● **GIVEN INFORMATION**:

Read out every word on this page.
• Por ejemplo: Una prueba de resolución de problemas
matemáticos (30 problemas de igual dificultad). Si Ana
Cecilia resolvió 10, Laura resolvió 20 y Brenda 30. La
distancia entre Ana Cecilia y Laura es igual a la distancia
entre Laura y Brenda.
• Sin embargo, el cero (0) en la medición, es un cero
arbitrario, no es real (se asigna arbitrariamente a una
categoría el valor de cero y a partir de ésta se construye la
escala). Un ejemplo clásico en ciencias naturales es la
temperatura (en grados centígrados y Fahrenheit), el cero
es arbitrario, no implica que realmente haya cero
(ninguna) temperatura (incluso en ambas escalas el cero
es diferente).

● **AIM OF THE TASK**: Each line above is to be repeated exactly.

● **OUTPUT FOR THIS EXERCISE**:
Read out every word on this page.
• Por ejemplo: Una prueba de resolución de problemas
matemáticos (30 problemas de igual dificultad). Si Ana
Cecilia resolvió 10, Laura resolvió 20 y Brenda 30. La
distancia entre Ana Cecilia y Laura es igual a la distancia
entre Laura y Brenda.
• Sin embargo, el cero (0) en la medición, es un cero
arbitrario, no es real (se asigna arbitrariamente a una
categoría el valor de cero y a partir de ésta se construye la
escala). Un ejemplo clásico en ciencias naturales es la
temperatura (en grados centígrados y Fahrenheit), el cero
es arbitrario, no implica que realmente haya cero
(ninguna) temperatura (incluso en ambas escalas el cero
es diferente).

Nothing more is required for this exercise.